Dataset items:
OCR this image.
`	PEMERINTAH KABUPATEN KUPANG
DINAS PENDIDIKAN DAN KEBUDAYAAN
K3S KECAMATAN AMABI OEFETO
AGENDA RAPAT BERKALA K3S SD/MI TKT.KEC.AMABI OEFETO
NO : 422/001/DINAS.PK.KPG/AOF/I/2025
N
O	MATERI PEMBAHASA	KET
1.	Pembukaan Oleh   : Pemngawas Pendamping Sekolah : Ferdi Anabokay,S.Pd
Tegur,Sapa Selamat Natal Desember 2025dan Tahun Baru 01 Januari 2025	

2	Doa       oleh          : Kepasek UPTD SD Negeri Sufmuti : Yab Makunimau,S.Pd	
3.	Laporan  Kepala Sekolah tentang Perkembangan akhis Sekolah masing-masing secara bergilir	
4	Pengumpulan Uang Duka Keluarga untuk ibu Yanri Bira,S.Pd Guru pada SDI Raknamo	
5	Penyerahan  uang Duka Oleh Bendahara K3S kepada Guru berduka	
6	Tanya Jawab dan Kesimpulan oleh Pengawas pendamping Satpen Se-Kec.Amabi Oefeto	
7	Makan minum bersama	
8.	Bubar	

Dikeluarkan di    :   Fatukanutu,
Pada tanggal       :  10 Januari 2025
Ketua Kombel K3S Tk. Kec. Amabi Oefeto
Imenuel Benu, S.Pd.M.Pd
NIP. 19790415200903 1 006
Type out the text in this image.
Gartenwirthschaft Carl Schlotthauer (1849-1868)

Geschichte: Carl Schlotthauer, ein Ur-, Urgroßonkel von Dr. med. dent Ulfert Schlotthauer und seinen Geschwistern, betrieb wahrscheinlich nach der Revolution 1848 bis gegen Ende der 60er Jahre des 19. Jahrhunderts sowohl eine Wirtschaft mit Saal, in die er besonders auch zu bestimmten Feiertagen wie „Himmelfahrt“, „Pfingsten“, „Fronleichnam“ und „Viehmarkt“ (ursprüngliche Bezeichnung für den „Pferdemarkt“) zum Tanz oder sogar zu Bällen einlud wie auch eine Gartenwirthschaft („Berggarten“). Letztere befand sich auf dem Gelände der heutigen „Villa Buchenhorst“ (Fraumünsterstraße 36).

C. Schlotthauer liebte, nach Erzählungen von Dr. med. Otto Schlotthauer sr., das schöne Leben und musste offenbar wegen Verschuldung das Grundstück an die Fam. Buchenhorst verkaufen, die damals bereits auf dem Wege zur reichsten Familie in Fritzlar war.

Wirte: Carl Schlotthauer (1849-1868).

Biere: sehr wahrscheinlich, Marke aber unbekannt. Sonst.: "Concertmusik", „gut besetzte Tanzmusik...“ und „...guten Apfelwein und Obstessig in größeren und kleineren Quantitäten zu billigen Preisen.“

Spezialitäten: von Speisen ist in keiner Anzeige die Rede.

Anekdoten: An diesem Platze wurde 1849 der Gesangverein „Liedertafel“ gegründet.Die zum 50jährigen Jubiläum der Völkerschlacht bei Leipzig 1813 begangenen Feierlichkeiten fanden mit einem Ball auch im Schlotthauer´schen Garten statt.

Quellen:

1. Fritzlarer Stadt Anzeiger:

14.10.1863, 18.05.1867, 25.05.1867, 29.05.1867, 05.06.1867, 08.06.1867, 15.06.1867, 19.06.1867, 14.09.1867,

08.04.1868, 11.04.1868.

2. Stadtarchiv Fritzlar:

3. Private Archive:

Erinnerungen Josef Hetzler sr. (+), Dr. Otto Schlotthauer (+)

■ **Work instructions**
Extract every line above containing the word "Otto".

■ **Output for this exercise**
C. Schlotthauer liebte, nach Erzählungen von Dr. med. Otto Schlotthauer sr., das schöne Leben und musste offenbar wegen Verschuldung das Grundstück an die Fam. Buchenhorst verkaufen, die damals bereits auf dem Wege zur reichsten Familie in Fritzlar war.
Erinnerungen Josef Hetzler sr. (+), Dr. Otto Schlotthauer (+)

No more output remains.